What you need to do> Write the records out again exactly, leaving no images in.

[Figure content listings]
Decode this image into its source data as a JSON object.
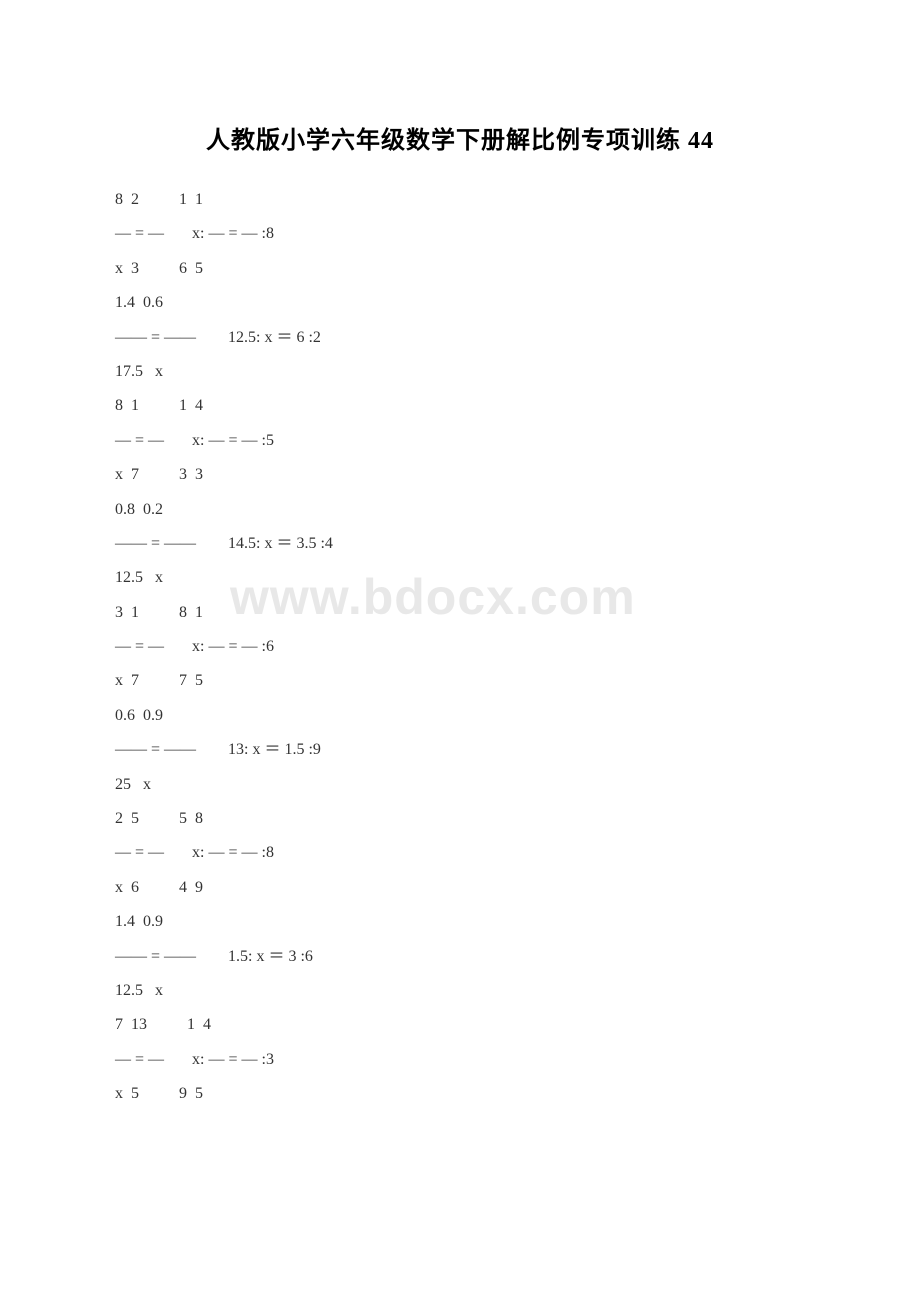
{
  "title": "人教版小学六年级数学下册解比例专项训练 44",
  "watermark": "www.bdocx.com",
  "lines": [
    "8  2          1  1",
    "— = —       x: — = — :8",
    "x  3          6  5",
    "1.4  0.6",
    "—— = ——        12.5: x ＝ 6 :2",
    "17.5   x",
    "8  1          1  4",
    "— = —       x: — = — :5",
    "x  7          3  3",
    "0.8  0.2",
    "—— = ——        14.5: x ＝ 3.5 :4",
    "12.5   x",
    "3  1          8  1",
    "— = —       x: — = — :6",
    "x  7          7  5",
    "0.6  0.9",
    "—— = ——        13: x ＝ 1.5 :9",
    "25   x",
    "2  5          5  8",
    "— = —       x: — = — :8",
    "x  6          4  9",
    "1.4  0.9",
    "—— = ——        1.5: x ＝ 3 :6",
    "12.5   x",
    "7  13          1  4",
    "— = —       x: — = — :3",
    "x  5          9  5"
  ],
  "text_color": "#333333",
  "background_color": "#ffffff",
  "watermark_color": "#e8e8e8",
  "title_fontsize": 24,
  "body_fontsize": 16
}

Answer to this problem>
Decode this image into its source data as a JSON object.
{
  "title": "人教版小学六年级数学下册解比例专项训练 44",
  "watermark": "www.bdocx.com",
  "lines": [
    "8  2          1  1",
    "— = —       x: — = — :8",
    "x  3          6  5",
    "1.4  0.6",
    "—— = ——        12.5: x ＝ 6 :2",
    "17.5   x",
    "8  1          1  4",
    "— = —       x: — = — :5",
    "x  7          3  3",
    "0.8  0.2",
    "—— = ——        14.5: x ＝ 3.5 :4",
    "12.5   x",
    "3  1          8  1",
    "— = —       x: — = — :6",
    "x  7          7  5",
    "0.6  0.9",
    "—— = ——        13: x ＝ 1.5 :9",
    "25   x",
    "2  5          5  8",
    "— = —       x: — = — :8",
    "x  6          4  9",
    "1.4  0.9",
    "—— = ——        1.5: x ＝ 3 :6",
    "12.5   x",
    "7  13          1  4",
    "— = —       x: — = — :3",
    "x  5          9  5"
  ],
  "text_color": "#333333",
  "background_color": "#ffffff",
  "watermark_color": "#e8e8e8",
  "title_fontsize": 24,
  "body_fontsize": 16
}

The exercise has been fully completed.